>>>
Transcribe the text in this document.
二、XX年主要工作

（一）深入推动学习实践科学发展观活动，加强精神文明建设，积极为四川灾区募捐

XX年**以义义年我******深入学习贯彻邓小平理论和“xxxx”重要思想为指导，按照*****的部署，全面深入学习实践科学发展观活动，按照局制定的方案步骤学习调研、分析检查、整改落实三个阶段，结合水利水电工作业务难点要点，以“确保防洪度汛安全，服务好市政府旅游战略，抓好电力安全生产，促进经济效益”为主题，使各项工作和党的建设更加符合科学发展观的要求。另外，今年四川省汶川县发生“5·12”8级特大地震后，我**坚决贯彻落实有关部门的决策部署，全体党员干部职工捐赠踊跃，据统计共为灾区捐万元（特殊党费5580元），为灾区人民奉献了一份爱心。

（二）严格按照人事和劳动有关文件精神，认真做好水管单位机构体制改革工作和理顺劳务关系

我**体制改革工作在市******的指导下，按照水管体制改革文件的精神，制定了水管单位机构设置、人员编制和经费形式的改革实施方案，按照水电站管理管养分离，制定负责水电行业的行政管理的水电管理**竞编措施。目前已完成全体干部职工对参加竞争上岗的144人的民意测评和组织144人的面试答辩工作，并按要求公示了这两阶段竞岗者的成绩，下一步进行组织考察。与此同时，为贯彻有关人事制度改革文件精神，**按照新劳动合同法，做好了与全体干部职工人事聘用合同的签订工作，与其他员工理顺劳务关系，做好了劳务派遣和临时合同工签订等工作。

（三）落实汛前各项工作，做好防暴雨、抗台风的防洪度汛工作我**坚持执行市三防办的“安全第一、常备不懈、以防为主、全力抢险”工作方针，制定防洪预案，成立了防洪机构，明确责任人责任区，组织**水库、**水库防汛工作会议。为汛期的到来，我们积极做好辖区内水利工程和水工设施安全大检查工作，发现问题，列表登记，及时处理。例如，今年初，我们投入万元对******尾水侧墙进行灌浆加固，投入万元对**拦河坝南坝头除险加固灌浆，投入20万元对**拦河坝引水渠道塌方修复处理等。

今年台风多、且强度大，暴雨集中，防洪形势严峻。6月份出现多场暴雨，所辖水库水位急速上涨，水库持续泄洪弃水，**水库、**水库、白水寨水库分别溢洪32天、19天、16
<<<
Write the complete data out, exactly as above.

Transcribe the text in this document.
二、XX年主要工作

（一）深入推动学习实践科学发展观活动，加强精神文明建设，积极为四川灾区募捐

XX年**以义义年我******深入学习贯彻邓小平理论和“xxxx”重要思想为指导，按照*****的部署，全面深入学习实践科学发展观活动，按照局制定的方案步骤学习调研、分析检查、整改落实三个阶段，结合水利水电工作业务难点要点，以“确保防洪度汛安全，服务好市政府旅游战略，抓好电力安全生产，促进经济效益”为主题，使各项工作和党的建设更加符合科学发展观的要求。另外，今年四川省汶川县发生“5·12”8级特大地震后，我**坚决贯彻落实有关部门的决策部署，全体党员干部职工捐赠踊跃，据统计共为灾区捐万元（特殊党费5580元），为灾区人民奉献了一份爱心。

（二）严格按照人事和劳动有关文件精神，认真做好水管单位机构体制改革工作和理顺劳务关系

我**体制改革工作在市******的指导下，按照水管体制改革文件的精神，制定了水管单位机构设置、人员编制和经费形式的改革实施方案，按照水电站管理管养分离，制定负责水电行业的行政管理的水电管理**竞编措施。目前已完成全体干部职工对参加竞争上岗的144人的民意测评和组织144人的面试答辩工作，并按要求公示了这两阶段竞岗者的成绩，下一步进行组织考察。与此同时，为贯彻有关人事制度改革文件精神，**按照新劳动合同法，做好了与全体干部职工人事聘用合同的签订工作，与其他员工理顺劳务关系，做好了劳务派遣和临时合同工签订等工作。

（三）落实汛前各项工作，做好防暴雨、抗台风的防洪度汛工作我**坚持执行市三防办的“安全第一、常备不懈、以防为主、全力抢险”工作方针，制定防洪预案，成立了防洪机构，明确责任人责任区，组织**水库、**水库防汛工作会议。为汛期的到来，我们积极做好辖区内水利工程和水工设施安全大检查工作，发现问题，列表登记，及时处理。例如，今年初，我们投入万元对******尾水侧墙进行灌浆加固，投入万元对**拦河坝南坝头除险加固灌浆，投入20万元对**拦河坝引水渠道塌方修复处理等。

今年台风多、且强度大，暴雨集中，防洪形势严峻。6月份出现多场暴雨，所辖水库水位急速上涨，水库持续泄洪弃水，**水库、**水库、白水寨水库分别溢洪32天、19天、16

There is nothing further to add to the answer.